* [Tasks and exercises]:
[1] From the forum thread about the pupil's suspension, copy out the passage starting at "Quote: Briosaid @" and ending at "as human beings.".
[2] According to the forum thread about the pupil's suspension, how long was he suspended?

* [Document extract]:
══════

In the eyes of the school, he is guilty of two offences: firstly saying that conventional science acknowledges only two sexes and secondly filming and publishing the ensuing argument with his teacher.

It is undisputed that he was thrown out of the class for the first offence and an "education source" has claimed that his three-week suspension was imposed as a punishment for the second.

To anybody with even the remotest sense of irony, it must surely appear remarkable that an establishment that prides itself on being an "inclusive" school with "inclusive" policies should punish a pupil by excluding him - either from an individual class or from the school itself.

Laughing out loud

Quote: Rood Eye @ 25th June 2019, 3:01 PM

- either from an individual class or from the school itself.

Laughing out loud

Laughing out loudLaughing out loudLaughing out loud................................................:|

Quote: Teddy Paddalack @ 25th June 2019, 11:59 AM

Rood if some poor kid finds comfort in acceptance why would it bother you? I don't get it?

What bothers me is that people are no longer allowed to have views contrary to conventional wisdom, nor even to debate or discuss those views. An ultimately very dangerous state of affairs. It just so happens that the story in question was concerning gender. It could have been about anything - Brexit, climate change, immigration, burkas, Me Too, anything.

Quote: Briosaid @ 25th June 2019, 2:48 PM

TO get back to the boy ... Was it not the case that his main misdeneanor was to start videoing everything and making it public ( I haven't actually read all the stuff about this)? Also, so often in these cases you don't get all the facts. It could be he is a nasty bullying little turd but the school doesn't feel free to reveal that. Only a suggestion. When an organisation is publicly criticised (often health services) the organisation has its hands tied by confidentiality, but the accuser can bleat away to the media and get sympathy.

And by the way, I get pissed off with people's obsession about these things. Better if we jyst take people as we find them, as human beings.

The title of this thread is "I read the news today..." (not "I read the news today but let's make up our own story because it doesn't suit my agenda"). And that was what I read.

Quote: Billy Bunter @ 25th June 2019, 4:36 PM

What bothers me is that people are no longer allowed to have views contrary to conventional wisdom, nor even to debate or discuss those views. An ultimately very dangerous state of affairs. It just so happens that the story in question was concerning gender. It could have been about anything - Brexit, climate change, immigration, burkas, Me Too, anything.

══════

[Page layout parsing data]
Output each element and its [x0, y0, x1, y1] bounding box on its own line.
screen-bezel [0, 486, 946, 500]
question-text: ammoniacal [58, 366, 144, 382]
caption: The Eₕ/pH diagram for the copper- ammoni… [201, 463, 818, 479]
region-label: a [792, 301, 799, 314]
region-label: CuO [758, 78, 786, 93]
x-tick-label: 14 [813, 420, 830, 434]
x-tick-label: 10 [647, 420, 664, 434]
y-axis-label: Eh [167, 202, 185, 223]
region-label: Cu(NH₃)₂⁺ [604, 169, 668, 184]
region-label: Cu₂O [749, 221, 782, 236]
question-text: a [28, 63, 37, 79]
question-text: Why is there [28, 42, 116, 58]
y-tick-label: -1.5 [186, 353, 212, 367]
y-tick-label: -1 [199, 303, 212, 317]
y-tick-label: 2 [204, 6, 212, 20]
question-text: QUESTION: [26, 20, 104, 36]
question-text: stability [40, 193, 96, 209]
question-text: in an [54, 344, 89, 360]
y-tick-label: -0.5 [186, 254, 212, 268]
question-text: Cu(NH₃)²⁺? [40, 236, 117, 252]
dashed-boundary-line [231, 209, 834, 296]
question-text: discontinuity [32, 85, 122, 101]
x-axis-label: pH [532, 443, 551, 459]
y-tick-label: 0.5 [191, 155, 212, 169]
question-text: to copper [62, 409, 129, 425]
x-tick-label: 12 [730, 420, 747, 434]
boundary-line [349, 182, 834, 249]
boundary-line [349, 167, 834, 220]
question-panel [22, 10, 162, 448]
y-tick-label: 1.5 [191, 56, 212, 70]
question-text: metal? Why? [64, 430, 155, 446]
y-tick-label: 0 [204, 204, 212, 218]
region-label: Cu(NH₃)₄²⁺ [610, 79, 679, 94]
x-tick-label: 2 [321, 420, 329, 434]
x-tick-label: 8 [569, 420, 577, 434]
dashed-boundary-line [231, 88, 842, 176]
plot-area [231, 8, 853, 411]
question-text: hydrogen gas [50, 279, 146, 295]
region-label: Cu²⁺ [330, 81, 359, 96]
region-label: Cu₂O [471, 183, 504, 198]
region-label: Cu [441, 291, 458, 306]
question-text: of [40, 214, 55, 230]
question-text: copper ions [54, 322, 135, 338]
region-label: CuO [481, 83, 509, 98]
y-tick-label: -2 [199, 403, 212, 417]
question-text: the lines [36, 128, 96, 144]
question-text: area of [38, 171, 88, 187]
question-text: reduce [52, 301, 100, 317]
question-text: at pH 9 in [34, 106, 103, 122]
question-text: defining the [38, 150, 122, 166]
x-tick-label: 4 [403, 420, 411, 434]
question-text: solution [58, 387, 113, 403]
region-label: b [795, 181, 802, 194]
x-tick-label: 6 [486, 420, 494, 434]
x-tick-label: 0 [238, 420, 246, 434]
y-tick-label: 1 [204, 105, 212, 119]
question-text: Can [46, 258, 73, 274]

══════

* [Answers to each task]:
[1]
Quote: Briosaid @ 25th June 2019, 2:48 PM

TO get back to the boy ... Was it not the case that his main misdeneanor was to start videoing everything and making it public ( I haven't actually read all the stuff about this)? Also, so often in these cases you don't get all the facts. It could be he is a nasty bullying little turd but the school doesn't feel free to reveal that. Only a suggestion. When an organisation is publicly criticised (often health services) the organisation has its hands tied by confidentiality, but the accuser can bleat away to the media and get sympathy.

And by the way, I get pissed off with people's obsession about these things. Better if we jyst take people as we find them, as human beings.

[2] Three weeks.